- _Problem to solve_: Where does the string "JSON" appear? Copy every line of the entries below that holds it.

--- begin The input ---

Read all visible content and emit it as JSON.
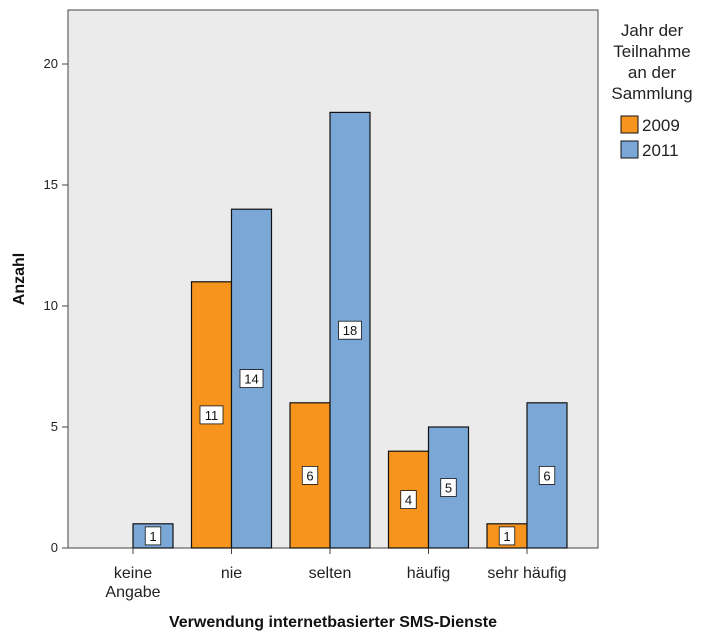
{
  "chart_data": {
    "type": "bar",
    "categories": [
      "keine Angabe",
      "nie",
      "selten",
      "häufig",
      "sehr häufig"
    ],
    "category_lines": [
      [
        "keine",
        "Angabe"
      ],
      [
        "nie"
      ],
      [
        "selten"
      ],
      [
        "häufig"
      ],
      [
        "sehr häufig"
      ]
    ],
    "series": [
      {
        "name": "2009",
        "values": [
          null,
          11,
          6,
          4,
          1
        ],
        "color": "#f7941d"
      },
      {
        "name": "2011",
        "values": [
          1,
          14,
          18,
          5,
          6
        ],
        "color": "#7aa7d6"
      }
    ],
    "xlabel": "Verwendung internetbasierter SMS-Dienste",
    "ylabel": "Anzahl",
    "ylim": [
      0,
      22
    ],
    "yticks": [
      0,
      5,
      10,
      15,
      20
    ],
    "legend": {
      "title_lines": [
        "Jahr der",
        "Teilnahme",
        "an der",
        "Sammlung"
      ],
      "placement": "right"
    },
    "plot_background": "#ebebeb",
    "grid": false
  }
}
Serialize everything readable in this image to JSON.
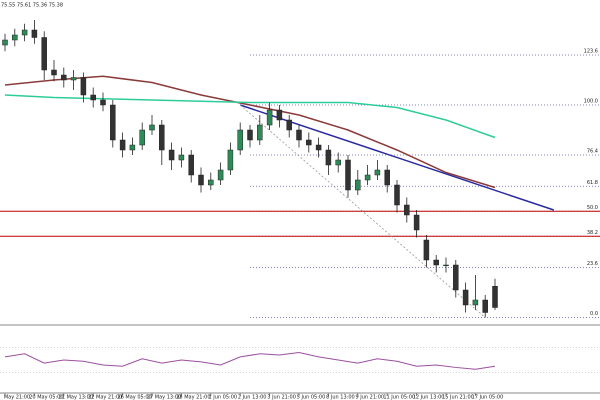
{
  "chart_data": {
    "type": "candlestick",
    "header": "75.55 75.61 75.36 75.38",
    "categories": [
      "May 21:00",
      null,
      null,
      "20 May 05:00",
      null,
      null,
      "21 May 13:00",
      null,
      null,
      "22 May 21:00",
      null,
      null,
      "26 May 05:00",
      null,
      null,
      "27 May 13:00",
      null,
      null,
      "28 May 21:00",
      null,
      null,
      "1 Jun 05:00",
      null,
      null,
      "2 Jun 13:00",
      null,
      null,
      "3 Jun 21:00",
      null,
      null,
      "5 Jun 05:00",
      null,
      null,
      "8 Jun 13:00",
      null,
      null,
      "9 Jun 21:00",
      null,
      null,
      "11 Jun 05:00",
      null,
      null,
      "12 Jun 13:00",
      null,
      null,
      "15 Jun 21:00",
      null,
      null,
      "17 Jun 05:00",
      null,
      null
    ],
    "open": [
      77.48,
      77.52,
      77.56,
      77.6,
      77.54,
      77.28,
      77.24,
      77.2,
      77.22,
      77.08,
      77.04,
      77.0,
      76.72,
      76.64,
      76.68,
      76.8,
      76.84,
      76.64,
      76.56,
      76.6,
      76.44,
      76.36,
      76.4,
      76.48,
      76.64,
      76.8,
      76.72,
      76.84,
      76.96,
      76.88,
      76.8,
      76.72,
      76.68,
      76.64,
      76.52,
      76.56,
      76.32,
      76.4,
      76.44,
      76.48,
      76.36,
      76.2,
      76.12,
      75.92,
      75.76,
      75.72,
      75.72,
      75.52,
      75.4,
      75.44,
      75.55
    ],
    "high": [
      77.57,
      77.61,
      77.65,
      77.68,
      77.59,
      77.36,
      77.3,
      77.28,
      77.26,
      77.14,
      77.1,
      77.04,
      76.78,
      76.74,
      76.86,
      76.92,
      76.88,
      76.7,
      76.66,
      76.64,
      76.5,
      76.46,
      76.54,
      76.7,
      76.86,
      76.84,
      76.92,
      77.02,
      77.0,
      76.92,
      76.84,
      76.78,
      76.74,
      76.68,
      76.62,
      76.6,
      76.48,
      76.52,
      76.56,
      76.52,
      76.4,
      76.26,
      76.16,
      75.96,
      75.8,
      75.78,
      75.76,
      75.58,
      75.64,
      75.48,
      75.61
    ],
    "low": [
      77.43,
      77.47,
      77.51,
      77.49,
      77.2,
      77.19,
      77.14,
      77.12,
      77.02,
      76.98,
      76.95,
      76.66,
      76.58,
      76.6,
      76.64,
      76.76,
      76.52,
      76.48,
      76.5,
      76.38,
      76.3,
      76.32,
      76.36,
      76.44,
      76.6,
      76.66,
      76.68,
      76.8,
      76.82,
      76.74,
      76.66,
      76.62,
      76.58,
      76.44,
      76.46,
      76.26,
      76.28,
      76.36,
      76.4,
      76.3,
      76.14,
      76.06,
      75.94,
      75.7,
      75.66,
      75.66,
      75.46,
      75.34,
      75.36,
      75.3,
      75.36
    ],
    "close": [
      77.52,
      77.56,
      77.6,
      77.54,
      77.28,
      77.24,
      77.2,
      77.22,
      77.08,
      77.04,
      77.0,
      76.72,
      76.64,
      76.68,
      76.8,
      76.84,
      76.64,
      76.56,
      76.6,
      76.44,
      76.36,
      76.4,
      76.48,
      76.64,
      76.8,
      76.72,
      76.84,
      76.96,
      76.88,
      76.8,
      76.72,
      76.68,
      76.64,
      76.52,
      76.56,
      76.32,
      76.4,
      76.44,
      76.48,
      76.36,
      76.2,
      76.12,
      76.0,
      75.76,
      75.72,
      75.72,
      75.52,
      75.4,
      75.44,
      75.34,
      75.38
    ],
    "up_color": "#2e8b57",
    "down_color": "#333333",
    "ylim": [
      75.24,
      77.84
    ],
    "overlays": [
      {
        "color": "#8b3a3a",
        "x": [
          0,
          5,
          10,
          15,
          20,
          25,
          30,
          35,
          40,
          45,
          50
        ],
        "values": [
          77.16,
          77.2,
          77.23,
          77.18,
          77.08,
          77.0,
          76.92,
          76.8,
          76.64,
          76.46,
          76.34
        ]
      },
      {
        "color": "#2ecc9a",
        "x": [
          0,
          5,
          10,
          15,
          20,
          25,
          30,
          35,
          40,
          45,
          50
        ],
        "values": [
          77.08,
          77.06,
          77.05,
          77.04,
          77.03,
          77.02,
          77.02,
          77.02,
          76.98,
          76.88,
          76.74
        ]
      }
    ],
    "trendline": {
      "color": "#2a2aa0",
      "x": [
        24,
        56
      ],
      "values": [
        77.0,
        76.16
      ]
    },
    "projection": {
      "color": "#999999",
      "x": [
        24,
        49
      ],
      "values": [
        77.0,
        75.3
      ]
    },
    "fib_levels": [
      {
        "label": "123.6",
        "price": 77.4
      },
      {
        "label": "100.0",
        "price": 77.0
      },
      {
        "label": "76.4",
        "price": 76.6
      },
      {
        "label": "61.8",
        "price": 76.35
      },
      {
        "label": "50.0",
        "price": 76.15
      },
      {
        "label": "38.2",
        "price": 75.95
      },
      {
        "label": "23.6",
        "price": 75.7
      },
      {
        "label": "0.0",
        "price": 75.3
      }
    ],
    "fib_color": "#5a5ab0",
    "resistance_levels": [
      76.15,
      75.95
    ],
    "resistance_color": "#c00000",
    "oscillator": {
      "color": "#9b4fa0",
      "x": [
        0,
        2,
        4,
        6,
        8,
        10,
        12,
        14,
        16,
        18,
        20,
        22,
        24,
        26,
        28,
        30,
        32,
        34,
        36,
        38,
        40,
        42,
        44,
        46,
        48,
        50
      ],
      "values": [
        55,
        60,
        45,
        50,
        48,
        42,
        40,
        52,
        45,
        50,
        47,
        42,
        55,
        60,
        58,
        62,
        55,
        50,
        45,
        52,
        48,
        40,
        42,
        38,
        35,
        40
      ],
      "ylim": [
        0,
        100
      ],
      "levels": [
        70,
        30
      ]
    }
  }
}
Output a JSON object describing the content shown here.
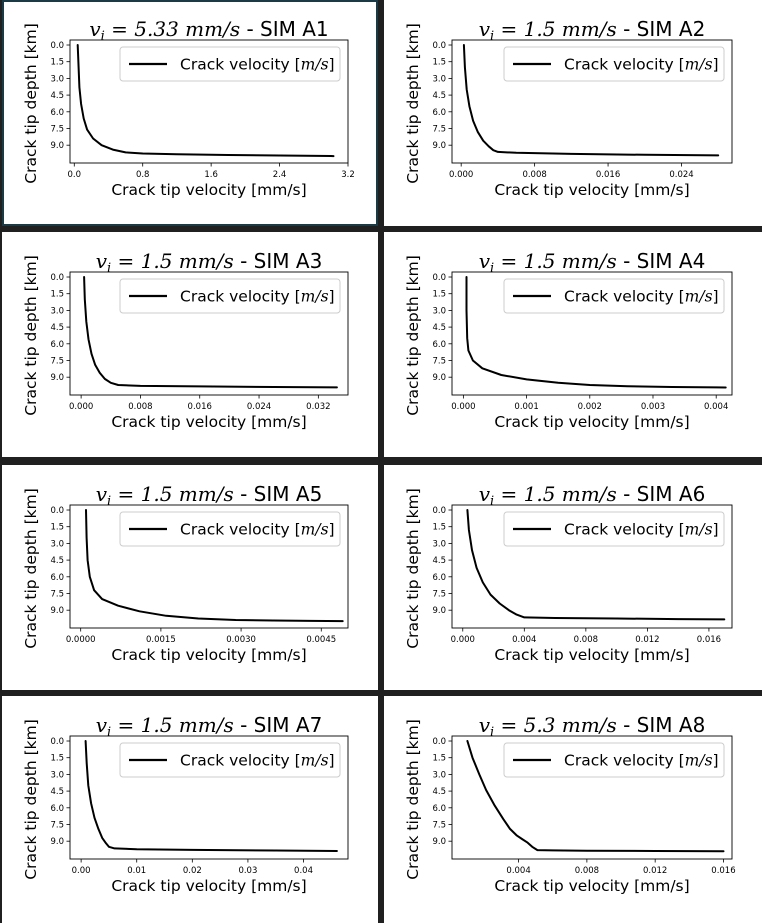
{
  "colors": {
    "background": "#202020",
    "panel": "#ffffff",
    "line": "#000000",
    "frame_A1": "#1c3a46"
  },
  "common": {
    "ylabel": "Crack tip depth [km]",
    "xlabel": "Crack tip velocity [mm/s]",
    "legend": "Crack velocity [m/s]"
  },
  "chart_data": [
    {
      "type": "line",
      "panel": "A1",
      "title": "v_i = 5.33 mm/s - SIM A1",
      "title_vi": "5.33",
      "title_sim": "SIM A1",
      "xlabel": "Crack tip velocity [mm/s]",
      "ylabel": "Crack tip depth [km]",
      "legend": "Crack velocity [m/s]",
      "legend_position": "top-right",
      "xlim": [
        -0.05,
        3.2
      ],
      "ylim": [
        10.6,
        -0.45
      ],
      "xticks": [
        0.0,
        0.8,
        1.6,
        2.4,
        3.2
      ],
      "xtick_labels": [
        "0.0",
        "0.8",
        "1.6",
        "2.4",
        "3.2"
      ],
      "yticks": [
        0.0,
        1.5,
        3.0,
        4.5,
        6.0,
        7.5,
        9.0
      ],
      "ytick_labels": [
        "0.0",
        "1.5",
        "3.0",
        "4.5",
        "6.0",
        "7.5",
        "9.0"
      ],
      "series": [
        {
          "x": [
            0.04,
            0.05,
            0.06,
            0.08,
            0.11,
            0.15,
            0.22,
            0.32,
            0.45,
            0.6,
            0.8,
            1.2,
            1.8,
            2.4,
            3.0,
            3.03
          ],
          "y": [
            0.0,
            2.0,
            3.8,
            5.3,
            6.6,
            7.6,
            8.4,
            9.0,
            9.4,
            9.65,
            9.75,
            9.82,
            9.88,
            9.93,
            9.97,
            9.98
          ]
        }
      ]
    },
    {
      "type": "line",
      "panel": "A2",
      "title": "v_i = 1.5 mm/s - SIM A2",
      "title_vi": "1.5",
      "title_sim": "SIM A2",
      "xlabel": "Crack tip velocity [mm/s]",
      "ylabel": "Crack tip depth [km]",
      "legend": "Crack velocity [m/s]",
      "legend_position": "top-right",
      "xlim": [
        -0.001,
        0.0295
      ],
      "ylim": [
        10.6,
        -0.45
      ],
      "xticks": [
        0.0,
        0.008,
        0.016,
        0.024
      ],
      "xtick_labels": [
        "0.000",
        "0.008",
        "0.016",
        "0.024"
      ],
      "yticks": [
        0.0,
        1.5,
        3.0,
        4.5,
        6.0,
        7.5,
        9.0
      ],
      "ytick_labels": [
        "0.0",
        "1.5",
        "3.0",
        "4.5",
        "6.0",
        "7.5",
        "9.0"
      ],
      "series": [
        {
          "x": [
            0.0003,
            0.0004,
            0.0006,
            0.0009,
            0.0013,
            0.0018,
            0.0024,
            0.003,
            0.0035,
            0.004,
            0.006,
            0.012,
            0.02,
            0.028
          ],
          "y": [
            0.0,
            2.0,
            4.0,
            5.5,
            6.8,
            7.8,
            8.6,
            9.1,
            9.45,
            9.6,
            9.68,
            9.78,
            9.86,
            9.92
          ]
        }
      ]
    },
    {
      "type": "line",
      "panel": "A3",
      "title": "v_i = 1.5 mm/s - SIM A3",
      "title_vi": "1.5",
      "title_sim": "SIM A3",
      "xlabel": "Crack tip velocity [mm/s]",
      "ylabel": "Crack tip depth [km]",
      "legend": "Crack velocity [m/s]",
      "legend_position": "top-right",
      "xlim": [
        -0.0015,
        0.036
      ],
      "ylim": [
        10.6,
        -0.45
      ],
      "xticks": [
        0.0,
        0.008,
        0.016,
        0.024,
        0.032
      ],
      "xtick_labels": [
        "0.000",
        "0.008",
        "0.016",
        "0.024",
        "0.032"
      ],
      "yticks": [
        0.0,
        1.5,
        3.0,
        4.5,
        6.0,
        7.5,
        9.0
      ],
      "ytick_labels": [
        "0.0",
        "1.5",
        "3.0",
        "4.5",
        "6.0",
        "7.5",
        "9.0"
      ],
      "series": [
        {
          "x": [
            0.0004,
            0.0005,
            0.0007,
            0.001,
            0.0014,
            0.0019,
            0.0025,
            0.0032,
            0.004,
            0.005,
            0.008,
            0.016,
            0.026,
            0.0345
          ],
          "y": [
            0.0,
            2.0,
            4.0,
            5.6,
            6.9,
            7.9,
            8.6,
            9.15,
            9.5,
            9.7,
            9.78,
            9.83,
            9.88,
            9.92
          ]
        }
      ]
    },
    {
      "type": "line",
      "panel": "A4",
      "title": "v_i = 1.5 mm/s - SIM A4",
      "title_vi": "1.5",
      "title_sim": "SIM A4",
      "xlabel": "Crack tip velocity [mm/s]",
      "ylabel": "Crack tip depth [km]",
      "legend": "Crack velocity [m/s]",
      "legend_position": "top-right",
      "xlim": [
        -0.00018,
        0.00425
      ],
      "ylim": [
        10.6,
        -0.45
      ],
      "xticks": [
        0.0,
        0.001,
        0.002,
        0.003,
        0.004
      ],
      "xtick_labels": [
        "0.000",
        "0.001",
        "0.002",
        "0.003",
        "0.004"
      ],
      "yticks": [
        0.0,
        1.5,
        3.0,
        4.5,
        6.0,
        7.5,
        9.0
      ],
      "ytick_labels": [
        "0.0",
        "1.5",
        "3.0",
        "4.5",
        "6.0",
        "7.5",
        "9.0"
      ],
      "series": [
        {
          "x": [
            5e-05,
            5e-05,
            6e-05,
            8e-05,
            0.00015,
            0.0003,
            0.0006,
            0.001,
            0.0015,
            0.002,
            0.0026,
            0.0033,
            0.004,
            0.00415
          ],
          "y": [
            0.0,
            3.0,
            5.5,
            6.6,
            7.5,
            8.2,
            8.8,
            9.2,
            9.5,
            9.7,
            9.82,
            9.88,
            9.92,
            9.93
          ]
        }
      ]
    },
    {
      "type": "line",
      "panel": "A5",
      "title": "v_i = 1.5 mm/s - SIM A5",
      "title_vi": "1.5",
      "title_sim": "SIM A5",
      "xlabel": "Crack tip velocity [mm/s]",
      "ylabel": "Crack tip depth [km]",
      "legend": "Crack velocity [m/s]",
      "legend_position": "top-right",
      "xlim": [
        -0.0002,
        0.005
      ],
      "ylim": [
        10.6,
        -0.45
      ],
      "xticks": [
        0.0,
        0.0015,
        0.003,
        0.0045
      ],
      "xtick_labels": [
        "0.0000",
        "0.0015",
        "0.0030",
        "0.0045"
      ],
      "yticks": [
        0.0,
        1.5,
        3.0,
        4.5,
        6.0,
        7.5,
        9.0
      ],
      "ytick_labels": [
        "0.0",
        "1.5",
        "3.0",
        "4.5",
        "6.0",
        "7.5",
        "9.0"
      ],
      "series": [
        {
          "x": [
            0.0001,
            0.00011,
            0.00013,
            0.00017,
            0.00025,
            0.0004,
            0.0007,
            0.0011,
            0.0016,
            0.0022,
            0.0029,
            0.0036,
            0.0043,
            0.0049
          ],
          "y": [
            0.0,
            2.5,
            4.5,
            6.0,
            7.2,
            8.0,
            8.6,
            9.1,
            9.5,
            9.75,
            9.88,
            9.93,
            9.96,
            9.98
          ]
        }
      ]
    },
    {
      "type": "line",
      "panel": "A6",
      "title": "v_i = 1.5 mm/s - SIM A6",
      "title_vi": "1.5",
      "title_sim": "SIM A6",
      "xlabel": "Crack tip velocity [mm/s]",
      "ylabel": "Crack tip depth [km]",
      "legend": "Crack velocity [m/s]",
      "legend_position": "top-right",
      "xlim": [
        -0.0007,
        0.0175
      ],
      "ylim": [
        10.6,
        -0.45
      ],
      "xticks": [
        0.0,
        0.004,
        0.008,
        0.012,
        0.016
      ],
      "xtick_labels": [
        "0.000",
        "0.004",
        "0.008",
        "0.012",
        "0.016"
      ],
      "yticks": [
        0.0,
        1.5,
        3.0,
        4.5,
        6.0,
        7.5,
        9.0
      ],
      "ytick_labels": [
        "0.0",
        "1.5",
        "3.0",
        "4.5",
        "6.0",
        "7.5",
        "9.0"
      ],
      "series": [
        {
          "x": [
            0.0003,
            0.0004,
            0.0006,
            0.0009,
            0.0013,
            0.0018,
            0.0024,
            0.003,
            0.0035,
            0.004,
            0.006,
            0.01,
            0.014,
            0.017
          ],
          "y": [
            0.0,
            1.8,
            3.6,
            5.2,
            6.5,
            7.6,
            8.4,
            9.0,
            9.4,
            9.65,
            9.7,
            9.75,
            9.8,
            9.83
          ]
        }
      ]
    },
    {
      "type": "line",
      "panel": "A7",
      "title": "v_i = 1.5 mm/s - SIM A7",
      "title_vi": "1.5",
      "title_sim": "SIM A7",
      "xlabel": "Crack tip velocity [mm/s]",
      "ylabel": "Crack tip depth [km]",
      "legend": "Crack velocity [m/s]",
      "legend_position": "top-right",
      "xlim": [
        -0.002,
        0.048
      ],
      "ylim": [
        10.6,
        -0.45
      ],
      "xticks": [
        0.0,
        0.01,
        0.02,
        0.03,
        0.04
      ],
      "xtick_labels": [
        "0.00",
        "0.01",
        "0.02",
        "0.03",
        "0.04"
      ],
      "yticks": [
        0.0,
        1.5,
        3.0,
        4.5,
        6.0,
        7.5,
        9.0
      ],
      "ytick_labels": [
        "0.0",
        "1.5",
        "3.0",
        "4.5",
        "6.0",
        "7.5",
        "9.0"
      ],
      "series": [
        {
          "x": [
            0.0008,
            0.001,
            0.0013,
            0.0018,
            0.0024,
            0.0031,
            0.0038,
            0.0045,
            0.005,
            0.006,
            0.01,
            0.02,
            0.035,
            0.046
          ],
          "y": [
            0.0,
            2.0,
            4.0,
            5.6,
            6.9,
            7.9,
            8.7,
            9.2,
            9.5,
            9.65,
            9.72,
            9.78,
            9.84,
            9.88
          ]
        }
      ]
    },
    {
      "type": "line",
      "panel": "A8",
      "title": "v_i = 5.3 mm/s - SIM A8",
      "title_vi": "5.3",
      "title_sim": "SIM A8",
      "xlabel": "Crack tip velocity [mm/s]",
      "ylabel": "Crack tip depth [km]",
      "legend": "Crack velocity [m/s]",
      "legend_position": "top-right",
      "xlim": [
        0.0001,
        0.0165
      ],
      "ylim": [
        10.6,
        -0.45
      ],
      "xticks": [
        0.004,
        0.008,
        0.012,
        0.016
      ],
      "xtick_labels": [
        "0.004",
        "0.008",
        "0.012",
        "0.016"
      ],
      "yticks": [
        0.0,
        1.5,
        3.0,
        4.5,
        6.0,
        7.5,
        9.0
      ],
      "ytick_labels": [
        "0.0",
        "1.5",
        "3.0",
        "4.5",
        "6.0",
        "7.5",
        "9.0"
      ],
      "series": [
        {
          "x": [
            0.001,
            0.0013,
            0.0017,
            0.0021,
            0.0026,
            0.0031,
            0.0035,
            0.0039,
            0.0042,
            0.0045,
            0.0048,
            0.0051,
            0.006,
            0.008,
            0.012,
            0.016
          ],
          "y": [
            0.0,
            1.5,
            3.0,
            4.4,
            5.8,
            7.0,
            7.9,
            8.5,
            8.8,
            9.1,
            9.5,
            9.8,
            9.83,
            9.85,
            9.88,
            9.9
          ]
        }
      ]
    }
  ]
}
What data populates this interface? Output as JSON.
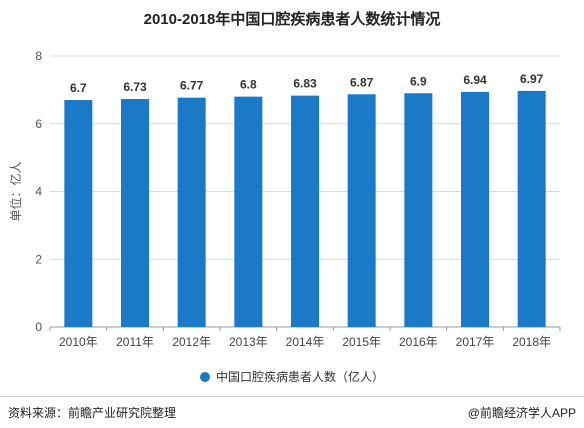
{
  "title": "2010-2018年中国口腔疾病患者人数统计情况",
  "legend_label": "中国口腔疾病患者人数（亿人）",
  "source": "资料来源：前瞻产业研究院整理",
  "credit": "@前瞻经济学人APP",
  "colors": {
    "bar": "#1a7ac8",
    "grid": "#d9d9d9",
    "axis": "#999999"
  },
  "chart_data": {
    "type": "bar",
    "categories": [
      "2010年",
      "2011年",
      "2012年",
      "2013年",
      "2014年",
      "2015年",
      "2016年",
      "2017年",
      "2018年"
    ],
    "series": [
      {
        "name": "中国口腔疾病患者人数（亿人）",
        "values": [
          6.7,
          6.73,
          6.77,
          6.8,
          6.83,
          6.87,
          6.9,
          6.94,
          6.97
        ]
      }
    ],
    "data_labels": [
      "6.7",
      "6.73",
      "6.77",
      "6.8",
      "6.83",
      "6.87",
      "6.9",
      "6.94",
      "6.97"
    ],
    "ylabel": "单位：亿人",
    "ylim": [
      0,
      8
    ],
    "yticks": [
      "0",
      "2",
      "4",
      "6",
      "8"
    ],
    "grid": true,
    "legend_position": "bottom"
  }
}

--- end The input ---

- _Response below_:
Read all visible content and emit it as JSON.
Serialize everything readable in this image to JSON.
Output a JSON object describing the content shown here.
What data populates this interface? Output as JSON.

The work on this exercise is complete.